[Stored records]
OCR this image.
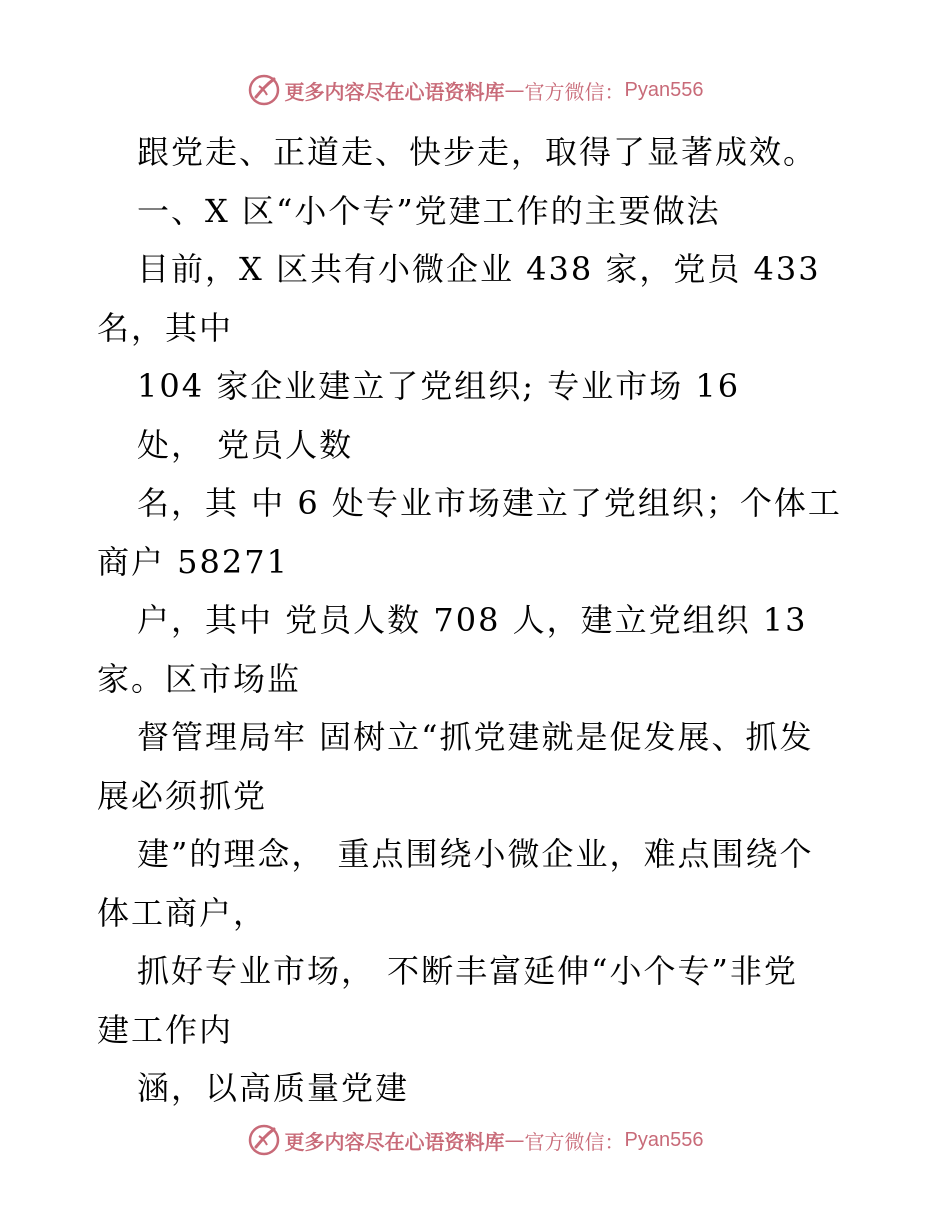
更多内容尽在心语资料库 — 官方微信： Pyan556
跟党走、正道走、快步走，取得了显著成效。
一、X 区“小个专”党建工作的主要做法
目前，X 区共有小微企业 438 家，党员 433
名，其中
104 家企业建立了党组织; 专业市场 16
处， 党员人数
名，其 中 6 处专业市场建立了党组织；个体工
商户 58271
户，其中 党员人数 708 人，建立党组织 13
家。区市场监
督管理局牢 固树立“抓党建就是促发展、抓发
展必须抓党
建”的理念， 重点围绕小微企业，难点围绕个
体工商户，
抓好专业市场， 不断丰富延伸“小个专”非党
建工作内
涵，以高质量党建
更多内容尽在心语资料库 — 官方微信： Pyan556
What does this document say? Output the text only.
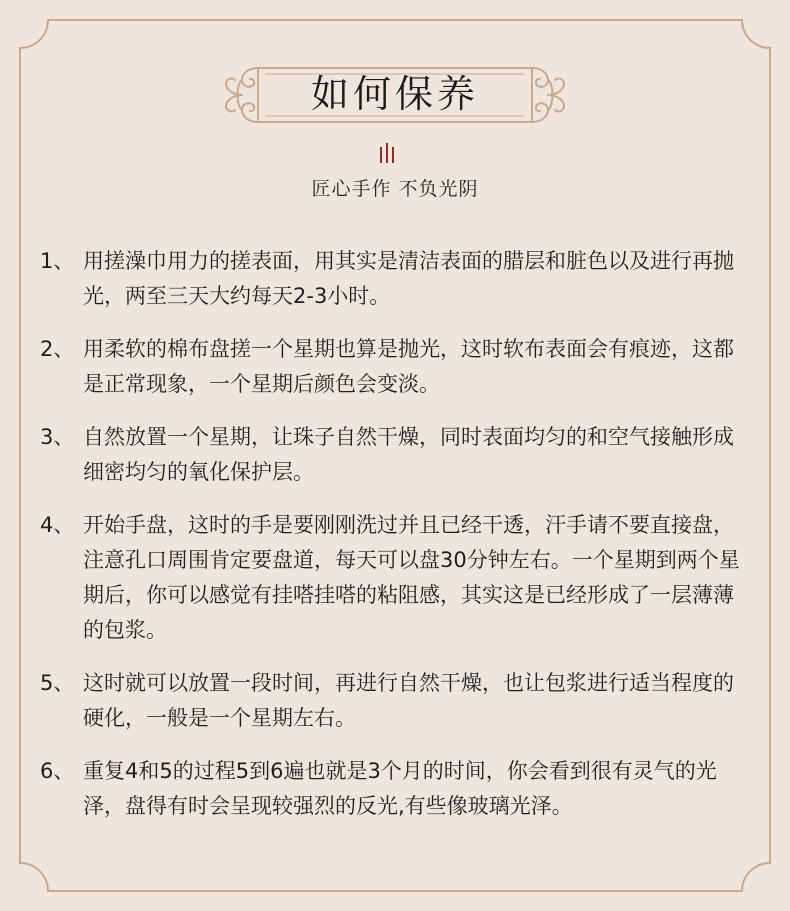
如何保养
匠心手作 不负光阴
1、 用搓澡巾用力的搓表面，用其实是清洁表面的腊层和脏色以及进行再抛光，两至三天大约每天2-3小时。
2、 用柔软的棉布盘搓一个星期也算是抛光，这时软布表面会有痕迹，这都是正常现象，一个星期后颜色会变淡。
3、 自然放置一个星期，让珠子自然干燥，同时表面均匀的和空气接触形成细密均匀的氧化保护层。
4、 开始手盘，这时的手是要刚刚洗过并且已经干透，汗手请不要直接盘，注意孔口周围肯定要盘道，每天可以盘30分钟左右。一个星期到两个星期后，你可以感觉有挂嗒挂嗒的粘阻感，其实这是已经形成了一层薄薄的包浆。
5、 这时就可以放置一段时间，再进行自然干燥，也让包浆进行适当程度的硬化，一般是一个星期左右。
6、 重复4和5的过程5到6遍也就是3个月的时间，你会看到很有灵气的光泽，盘得有时会呈现较强烈的反光,有些像玻璃光泽。
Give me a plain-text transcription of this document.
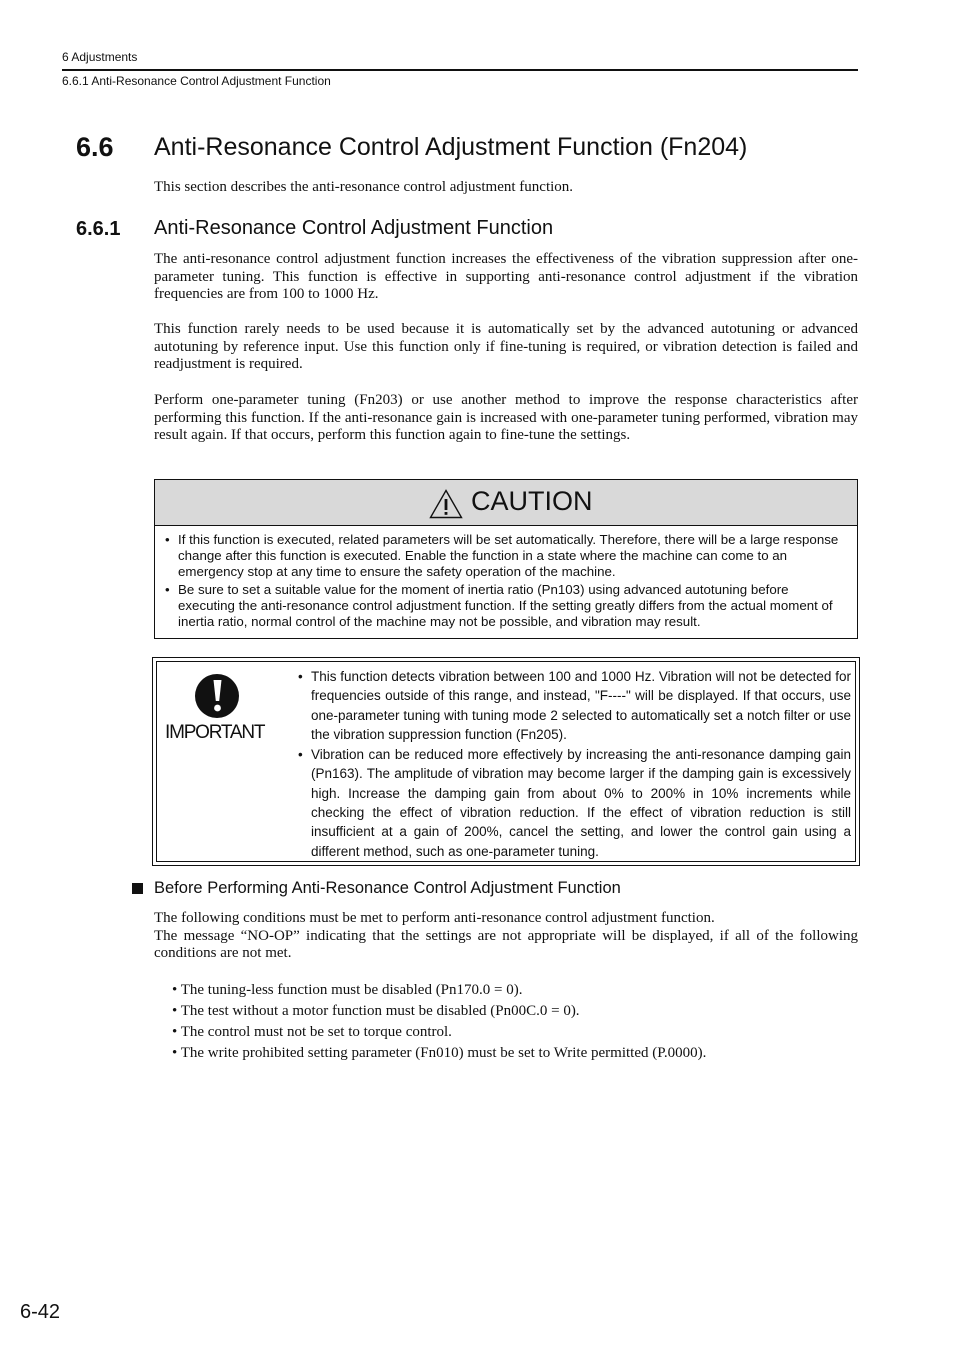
6 Adjustments
6.6.1 Anti-Resonance Control Adjustment Function
6.6 Anti-Resonance Control Adjustment Function (Fn204)
This section describes the anti-resonance control adjustment function.
6.6.1 Anti-Resonance Control Adjustment Function
The anti-resonance control adjustment function increases the effectiveness of the vibration suppression after one-parameter tuning. This function is effective in supporting anti-resonance control adjustment if the vibration frequencies are from 100 to 1000 Hz.
This function rarely needs to be used because it is automatically set by the advanced autotuning or advanced autotuning by reference input. Use this function only if fine-tuning is required, or vibration detection is failed and readjustment is required.
Perform one-parameter tuning (Fn203) or use another method to improve the response characteristics after performing this function. If the anti-resonance gain is increased with one-parameter tuning performed, vibration may result again. If that occurs, perform this function again to fine-tune the settings.
CAUTION
• If this function is executed, related parameters will be set automatically. Therefore, there will be a large response change after this function is executed. Enable the function in a state where the machine can come to an emergency stop at any time to ensure the safety operation of the machine.
• Be sure to set a suitable value for the moment of inertia ratio (Pn103) using advanced autotuning before executing the anti-resonance control adjustment function. If the setting greatly differs from the actual moment of inertia ratio, normal control of the machine may not be possible, and vibration may result.
IMPORTANT
• This function detects vibration between 100 and 1000 Hz. Vibration will not be detected for frequencies outside of this range, and instead, "F----" will be displayed. If that occurs, use one-parameter tuning with tuning mode 2 selected to automatically set a notch filter or use the vibration suppression function (Fn205).
• Vibration can be reduced more effectively by increasing the anti-resonance damping gain (Pn163). The amplitude of vibration may become larger if the damping gain is excessively high. Increase the damping gain from about 0% to 200% in 10% increments while checking the effect of vibration reduction. If the effect of vibration reduction is still insufficient at a gain of 200%, cancel the setting, and lower the control gain using a different method, such as one-parameter tuning.
Before Performing Anti-Resonance Control Adjustment Function
The following conditions must be met to perform anti-resonance control adjustment function.
The message “NO-OP” indicating that the settings are not appropriate will be displayed, if all of the following conditions are not met.
• The tuning-less function must be disabled (Pn170.0 = 0).
• The test without a motor function must be disabled (Pn00C.0 = 0).
• The control must not be set to torque control.
• The write prohibited setting parameter (Fn010) must be set to Write permitted (P.0000).
6-42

[Problem statement] Output all of the entries verbatim, leaving out any images.

[Full output]
OCR this image.
更多内容尽在心语资料库 — 官方微信： Pyan556
跟党走、正道走、快步走，取得了显著成效。
一、X 区“小个专”党建工作的主要做法
目前，X 区共有小微企业 438 家，党员 433
名，其中
104 家企业建立了党组织; 专业市场 16
处， 党员人数
名，其 中 6 处专业市场建立了党组织；个体工
商户 58271
户，其中 党员人数 708 人，建立党组织 13
家。区市场监
督管理局牢 固树立“抓党建就是促发展、抓发
展必须抓党
建”的理念， 重点围绕小微企业，难点围绕个
体工商户，
抓好专业市场， 不断丰富延伸“小个专”非党
建工作内
涵，以高质量党建
更多内容尽在心语资料库 — 官方微信： Pyan556
What does this document say? Output the text only.
如何保养
匠心手作 不负光阴
1、 用搓澡巾用力的搓表面，用其实是清洁表面的腊层和脏色以及进行再抛光，两至三天大约每天2-3小时。
2、 用柔软的棉布盘搓一个星期也算是抛光，这时软布表面会有痕迹，这都是正常现象，一个星期后颜色会变淡。
3、 自然放置一个星期，让珠子自然干燥，同时表面均匀的和空气接触形成细密均匀的氧化保护层。
4、 开始手盘，这时的手是要刚刚洗过并且已经干透，汗手请不要直接盘，注意孔口周围肯定要盘道，每天可以盘30分钟左右。一个星期到两个星期后，你可以感觉有挂嗒挂嗒的粘阻感，其实这是已经形成了一层薄薄的包浆。
5、 这时就可以放置一段时间，再进行自然干燥，也让包浆进行适当程度的硬化，一般是一个星期左右。
6、 重复4和5的过程5到6遍也就是3个月的时间，你会看到很有灵气的光泽，盘得有时会呈现较强烈的反光,有些像玻璃光泽。
Give me a plain-text transcription of this document.
6 Adjustments
6.6.1 Anti-Resonance Control Adjustment Function
6.6 Anti-Resonance Control Adjustment Function (Fn204)
This section describes the anti-resonance control adjustment function.
6.6.1 Anti-Resonance Control Adjustment Function
The anti-resonance control adjustment function increases the effectiveness of the vibration suppression after one-parameter tuning. This function is effective in supporting anti-resonance control adjustment if the vibration frequencies are from 100 to 1000 Hz.
This function rarely needs to be used because it is automatically set by the advanced autotuning or advanced autotuning by reference input. Use this function only if fine-tuning is required, or vibration detection is failed and readjustment is required.
Perform one-parameter tuning (Fn203) or use another method to improve the response characteristics after performing this function. If the anti-resonance gain is increased with one-parameter tuning performed, vibration may result again. If that occurs, perform this function again to fine-tune the settings.
CAUTION
• If this function is executed, related parameters will be set automatically. Therefore, there will be a large response change after this function is executed. Enable the function in a state where the machine can come to an emergency stop at any time to ensure the safety operation of the machine.
• Be sure to set a suitable value for the moment of inertia ratio (Pn103) using advanced autotuning before executing the anti-resonance control adjustment function. If the setting greatly differs from the actual moment of inertia ratio, normal control of the machine may not be possible, and vibration may result.
IMPORTANT
• This function detects vibration between 100 and 1000 Hz. Vibration will not be detected for frequencies outside of this range, and instead, "F----" will be displayed. If that occurs, use one-parameter tuning with tuning mode 2 selected to automatically set a notch filter or use the vibration suppression function (Fn205).
• Vibration can be reduced more effectively by increasing the anti-resonance damping gain (Pn163). The amplitude of vibration may become larger if the damping gain is excessively high. Increase the damping gain from about 0% to 200% in 10% increments while checking the effect of vibration reduction. If the effect of vibration reduction is still insufficient at a gain of 200%, cancel the setting, and lower the control gain using a different method, such as one-parameter tuning.
Before Performing Anti-Resonance Control Adjustment Function
The following conditions must be met to perform anti-resonance control adjustment function.
The message “NO-OP” indicating that the settings are not appropriate will be displayed, if all of the following conditions are not met.
• The tuning-less function must be disabled (Pn170.0 = 0).
• The test without a motor function must be disabled (Pn00C.0 = 0).
• The control must not be set to torque control.
• The write prohibited setting parameter (Fn010) must be set to Write permitted (P.0000).
6-42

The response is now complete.